Data entries
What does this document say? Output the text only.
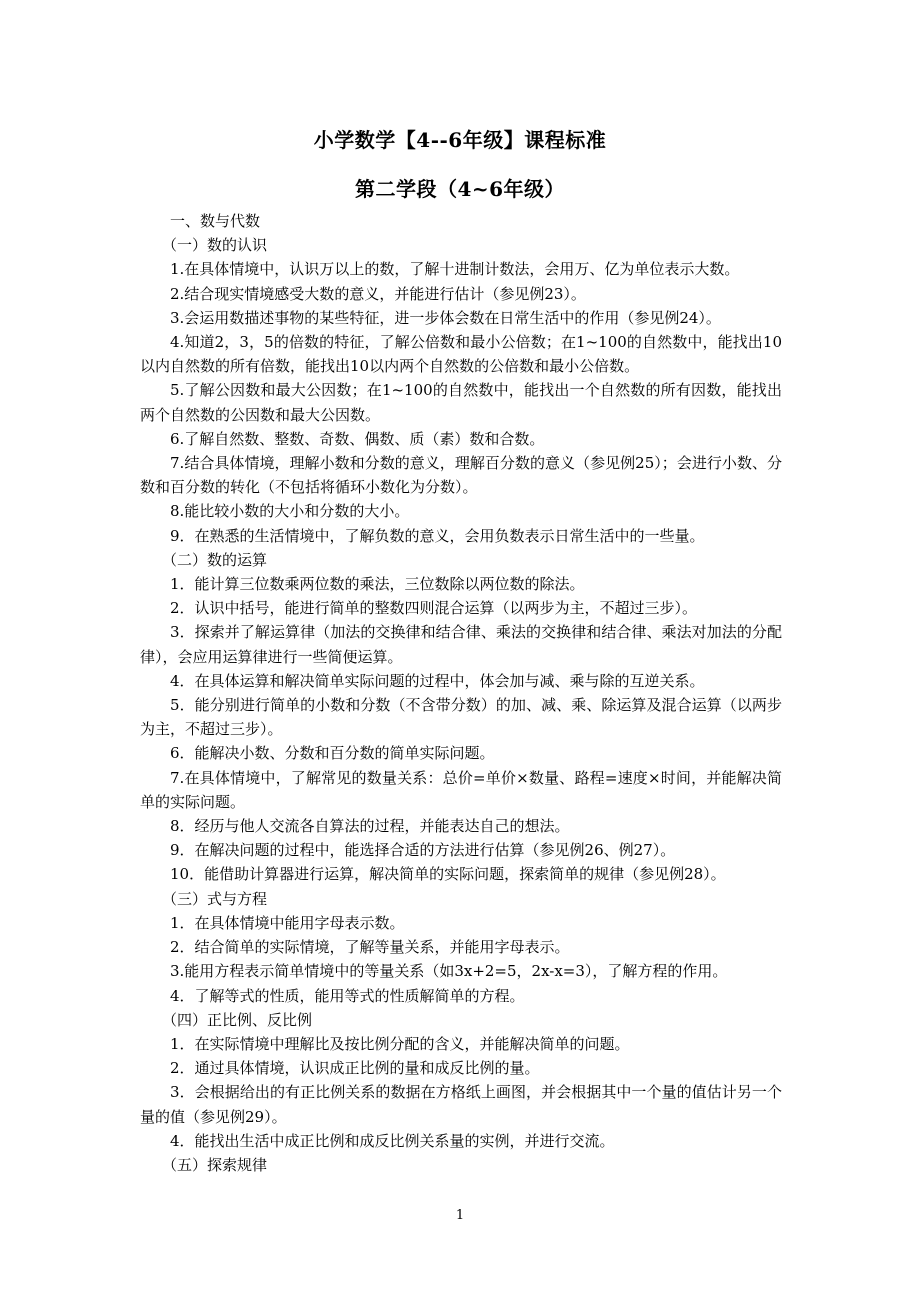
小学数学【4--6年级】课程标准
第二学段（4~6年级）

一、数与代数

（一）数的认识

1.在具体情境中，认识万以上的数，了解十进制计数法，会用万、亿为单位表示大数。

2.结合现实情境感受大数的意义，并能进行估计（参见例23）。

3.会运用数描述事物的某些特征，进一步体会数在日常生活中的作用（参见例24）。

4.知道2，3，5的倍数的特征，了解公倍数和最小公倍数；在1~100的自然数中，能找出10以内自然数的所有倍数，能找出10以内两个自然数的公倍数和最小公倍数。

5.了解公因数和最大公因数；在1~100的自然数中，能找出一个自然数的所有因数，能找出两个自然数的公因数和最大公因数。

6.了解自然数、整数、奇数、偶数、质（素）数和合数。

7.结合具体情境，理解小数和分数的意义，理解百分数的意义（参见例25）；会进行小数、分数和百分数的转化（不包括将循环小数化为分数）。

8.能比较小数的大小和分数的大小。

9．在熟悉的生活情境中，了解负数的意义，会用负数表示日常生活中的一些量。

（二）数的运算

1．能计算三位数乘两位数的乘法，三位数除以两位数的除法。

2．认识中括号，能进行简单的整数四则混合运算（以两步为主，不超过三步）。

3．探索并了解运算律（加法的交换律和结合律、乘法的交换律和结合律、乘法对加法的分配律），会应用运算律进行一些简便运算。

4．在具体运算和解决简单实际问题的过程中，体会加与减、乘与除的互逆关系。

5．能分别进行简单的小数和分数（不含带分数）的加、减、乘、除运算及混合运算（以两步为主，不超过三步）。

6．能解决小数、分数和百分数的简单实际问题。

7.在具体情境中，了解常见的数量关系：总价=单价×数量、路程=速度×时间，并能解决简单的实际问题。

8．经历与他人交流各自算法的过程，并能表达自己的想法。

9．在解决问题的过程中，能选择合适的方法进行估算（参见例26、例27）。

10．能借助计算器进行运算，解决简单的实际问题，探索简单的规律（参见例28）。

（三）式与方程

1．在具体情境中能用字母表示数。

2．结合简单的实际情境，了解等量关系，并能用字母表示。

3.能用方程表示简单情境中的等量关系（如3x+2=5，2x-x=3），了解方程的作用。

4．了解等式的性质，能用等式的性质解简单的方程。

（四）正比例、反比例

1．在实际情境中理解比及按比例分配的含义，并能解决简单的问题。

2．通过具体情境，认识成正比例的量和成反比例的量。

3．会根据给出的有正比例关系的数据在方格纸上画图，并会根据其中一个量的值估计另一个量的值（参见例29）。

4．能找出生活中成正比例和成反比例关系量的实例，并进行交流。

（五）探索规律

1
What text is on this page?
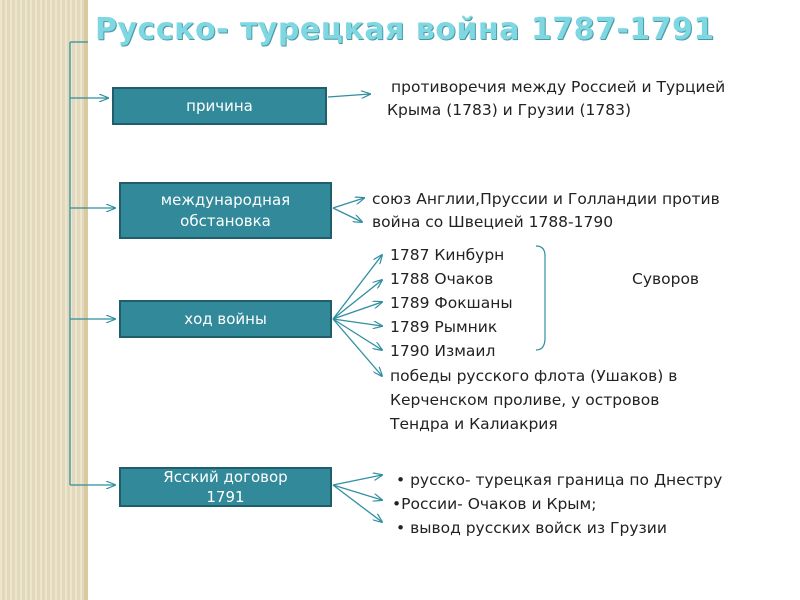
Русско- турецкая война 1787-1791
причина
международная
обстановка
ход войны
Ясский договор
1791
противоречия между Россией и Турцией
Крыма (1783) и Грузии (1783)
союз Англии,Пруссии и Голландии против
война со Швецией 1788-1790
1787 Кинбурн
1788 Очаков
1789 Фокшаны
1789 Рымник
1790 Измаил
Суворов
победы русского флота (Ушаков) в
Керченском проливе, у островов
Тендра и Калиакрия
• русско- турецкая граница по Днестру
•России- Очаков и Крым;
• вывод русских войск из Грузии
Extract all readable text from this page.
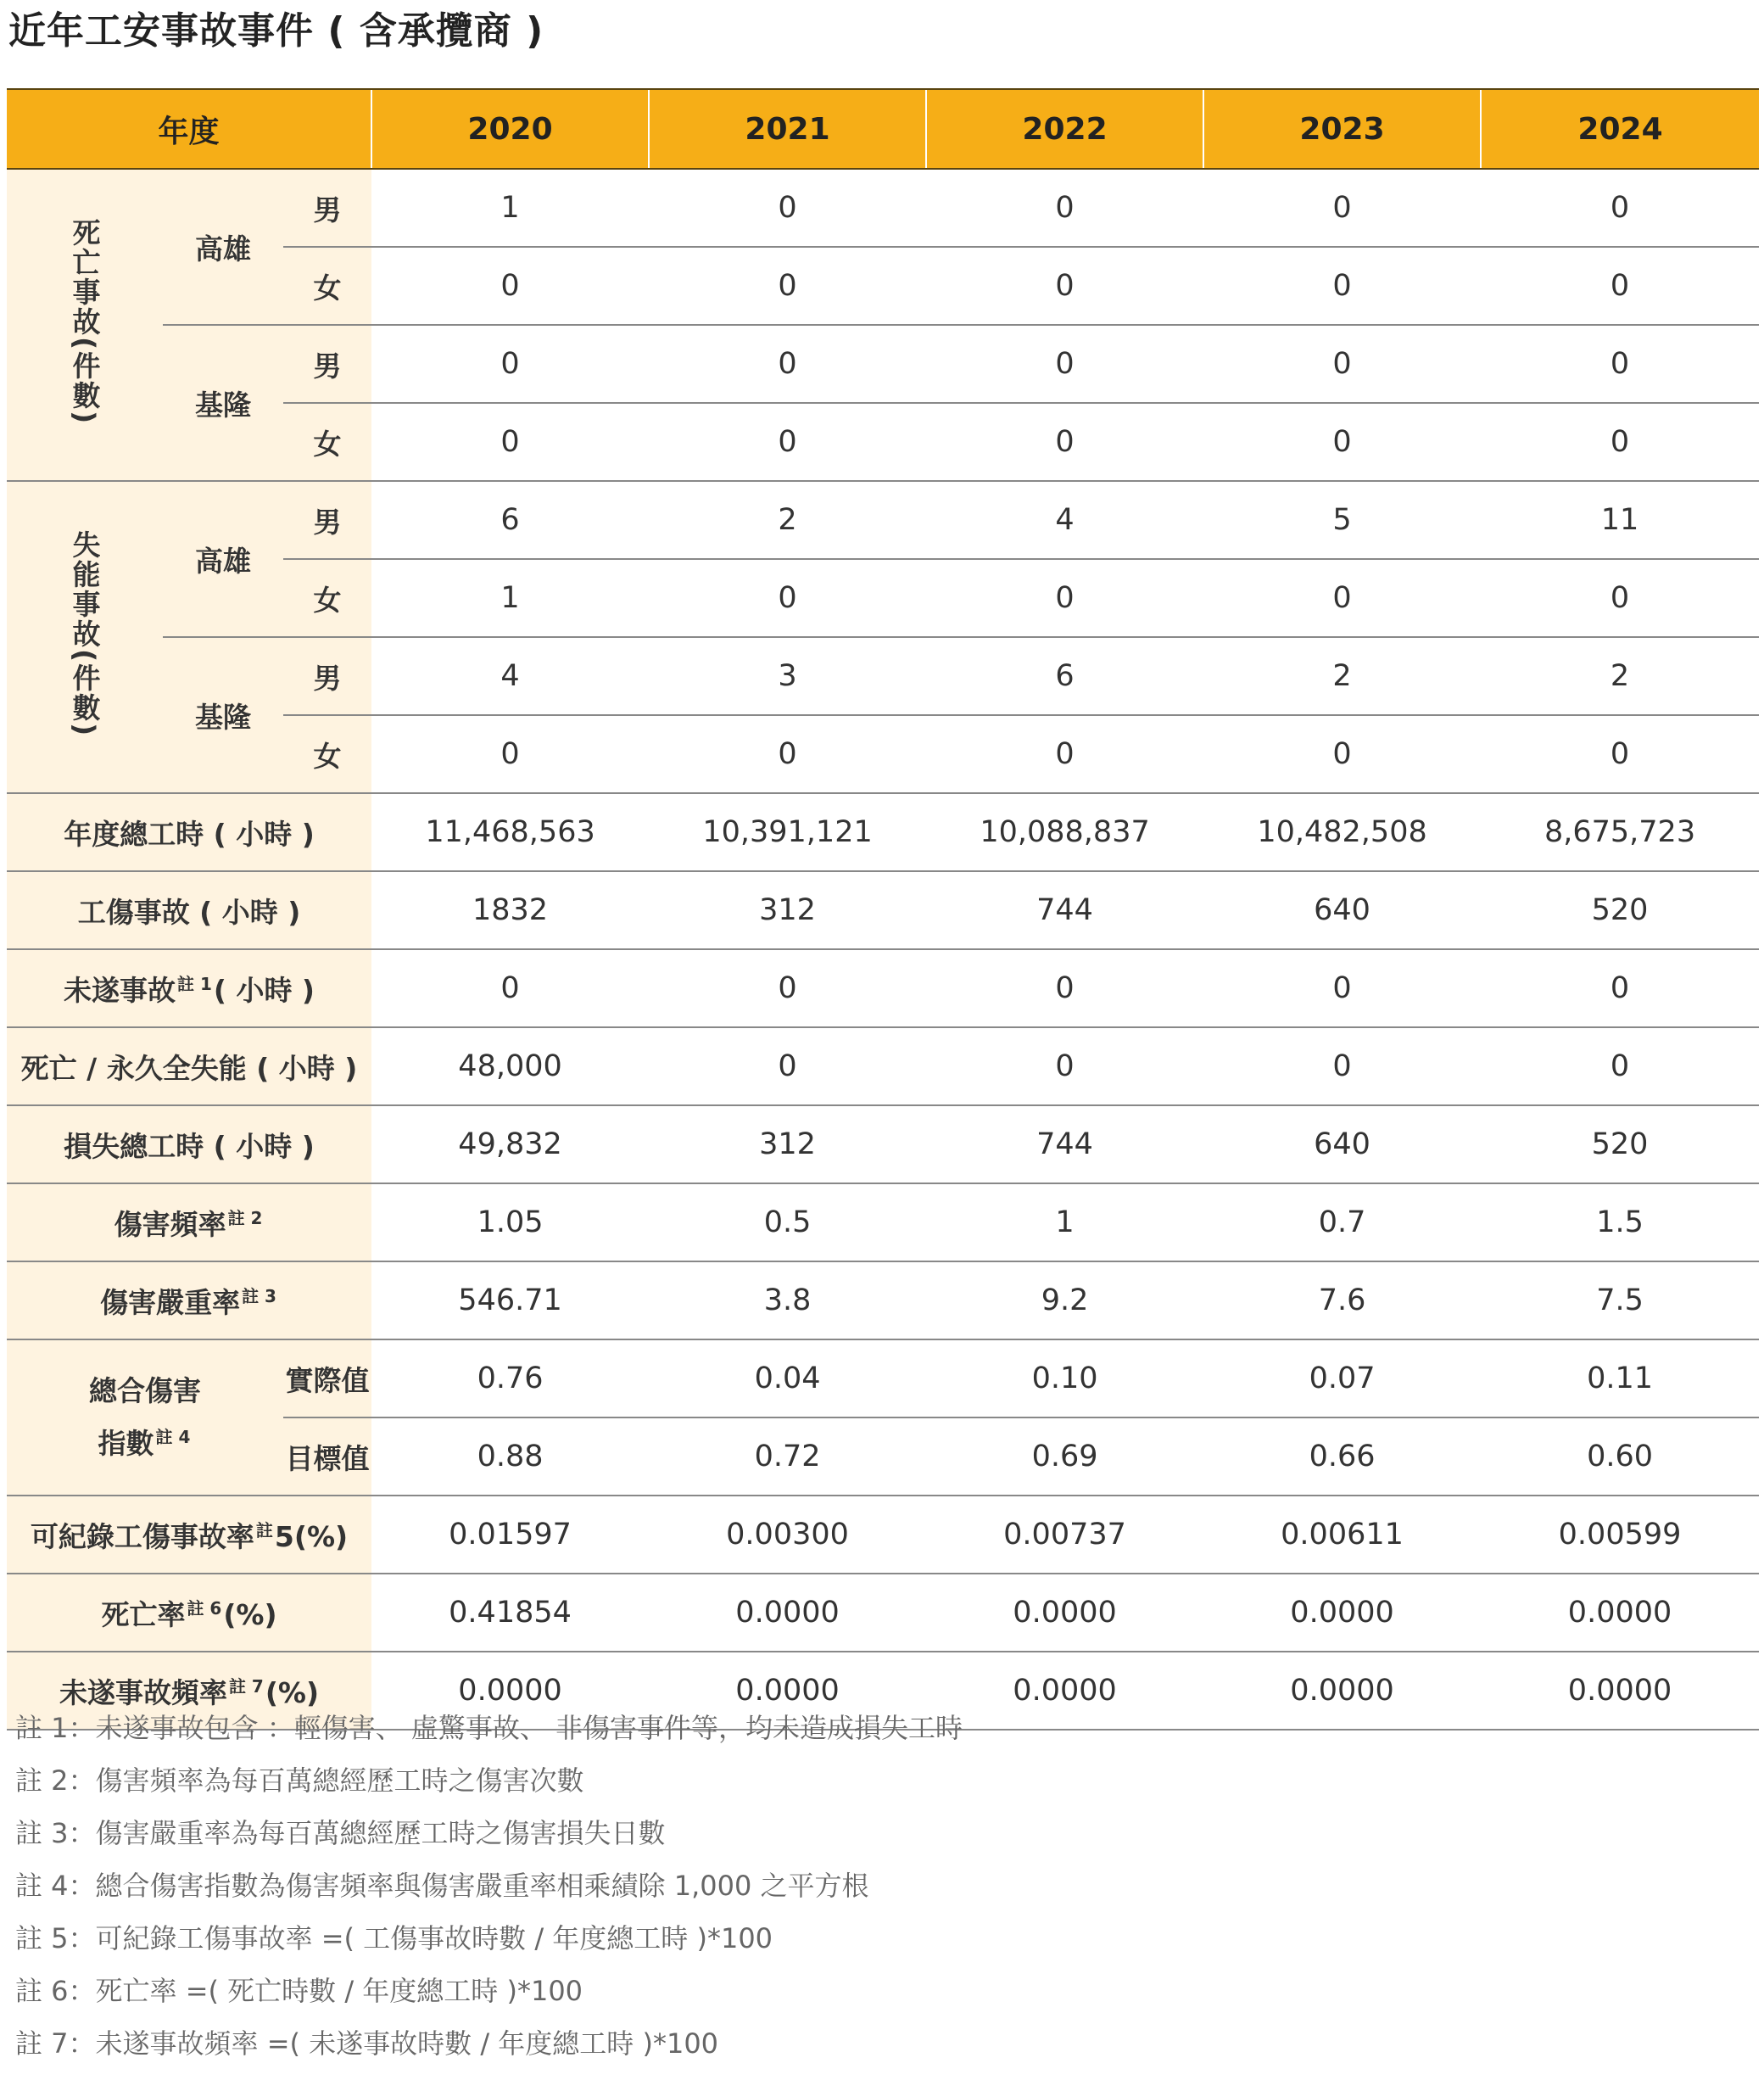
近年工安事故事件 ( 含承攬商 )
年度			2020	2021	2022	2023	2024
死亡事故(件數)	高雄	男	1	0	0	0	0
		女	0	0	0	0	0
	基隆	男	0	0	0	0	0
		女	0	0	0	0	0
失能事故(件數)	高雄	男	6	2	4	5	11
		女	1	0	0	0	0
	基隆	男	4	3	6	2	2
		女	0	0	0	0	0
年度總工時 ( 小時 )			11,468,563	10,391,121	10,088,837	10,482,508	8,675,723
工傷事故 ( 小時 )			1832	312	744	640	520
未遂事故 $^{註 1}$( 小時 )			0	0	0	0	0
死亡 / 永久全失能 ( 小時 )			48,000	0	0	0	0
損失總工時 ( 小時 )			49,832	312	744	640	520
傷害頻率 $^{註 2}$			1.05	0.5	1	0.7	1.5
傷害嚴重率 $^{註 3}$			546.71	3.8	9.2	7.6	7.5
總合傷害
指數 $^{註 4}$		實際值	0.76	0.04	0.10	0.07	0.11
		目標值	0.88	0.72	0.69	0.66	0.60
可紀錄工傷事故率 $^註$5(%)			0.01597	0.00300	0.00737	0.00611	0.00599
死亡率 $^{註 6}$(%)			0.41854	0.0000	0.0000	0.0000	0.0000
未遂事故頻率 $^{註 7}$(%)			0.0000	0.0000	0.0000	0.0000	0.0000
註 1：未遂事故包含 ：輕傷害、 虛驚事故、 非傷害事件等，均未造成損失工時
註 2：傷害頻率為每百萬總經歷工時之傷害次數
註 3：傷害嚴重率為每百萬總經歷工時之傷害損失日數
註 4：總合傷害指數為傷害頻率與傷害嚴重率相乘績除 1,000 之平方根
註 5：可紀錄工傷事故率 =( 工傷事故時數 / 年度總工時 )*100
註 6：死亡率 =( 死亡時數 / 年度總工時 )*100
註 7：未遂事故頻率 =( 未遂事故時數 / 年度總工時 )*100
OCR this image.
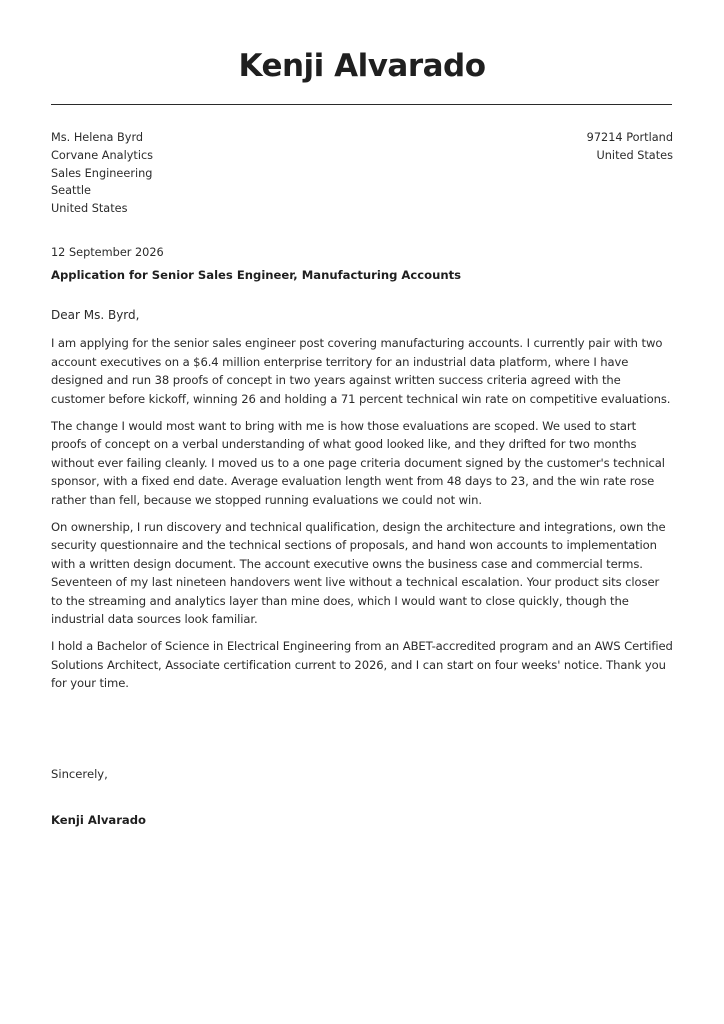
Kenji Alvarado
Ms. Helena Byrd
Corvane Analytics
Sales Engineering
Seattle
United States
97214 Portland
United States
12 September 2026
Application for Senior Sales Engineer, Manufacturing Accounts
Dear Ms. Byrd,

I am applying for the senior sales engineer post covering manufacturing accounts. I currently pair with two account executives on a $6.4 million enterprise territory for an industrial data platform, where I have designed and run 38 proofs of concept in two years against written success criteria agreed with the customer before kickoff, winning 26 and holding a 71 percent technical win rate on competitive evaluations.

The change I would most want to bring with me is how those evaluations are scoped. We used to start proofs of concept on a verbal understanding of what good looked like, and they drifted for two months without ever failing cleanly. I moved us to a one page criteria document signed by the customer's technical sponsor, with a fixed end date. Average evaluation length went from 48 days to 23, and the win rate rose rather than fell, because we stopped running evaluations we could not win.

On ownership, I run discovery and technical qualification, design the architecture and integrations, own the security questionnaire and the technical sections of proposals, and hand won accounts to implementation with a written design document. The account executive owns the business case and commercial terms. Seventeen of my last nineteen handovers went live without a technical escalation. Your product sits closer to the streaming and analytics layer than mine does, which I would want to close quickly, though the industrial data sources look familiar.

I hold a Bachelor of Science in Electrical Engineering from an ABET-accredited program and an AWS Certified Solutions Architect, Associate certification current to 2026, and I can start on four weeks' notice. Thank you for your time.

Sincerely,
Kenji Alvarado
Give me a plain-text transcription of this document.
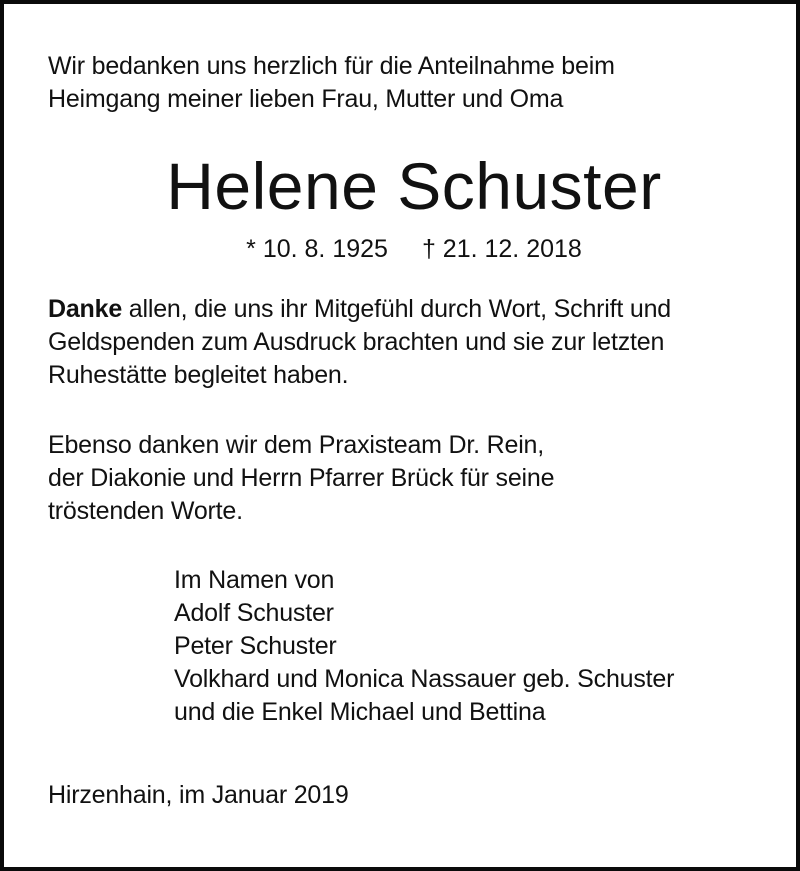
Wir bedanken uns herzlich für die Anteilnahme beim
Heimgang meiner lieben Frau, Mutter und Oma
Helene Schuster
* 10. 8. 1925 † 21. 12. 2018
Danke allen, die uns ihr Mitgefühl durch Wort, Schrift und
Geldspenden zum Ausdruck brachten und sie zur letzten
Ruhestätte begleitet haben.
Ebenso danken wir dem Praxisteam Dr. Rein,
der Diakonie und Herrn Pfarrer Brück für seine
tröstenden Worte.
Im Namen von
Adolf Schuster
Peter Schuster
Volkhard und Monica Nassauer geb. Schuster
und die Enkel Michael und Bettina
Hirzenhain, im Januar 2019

◆ **Exercise objective**
The required answer is a single number: the count of lines in the entries that hold the string "未遂事故頻率".

◆ **Exercise response**
2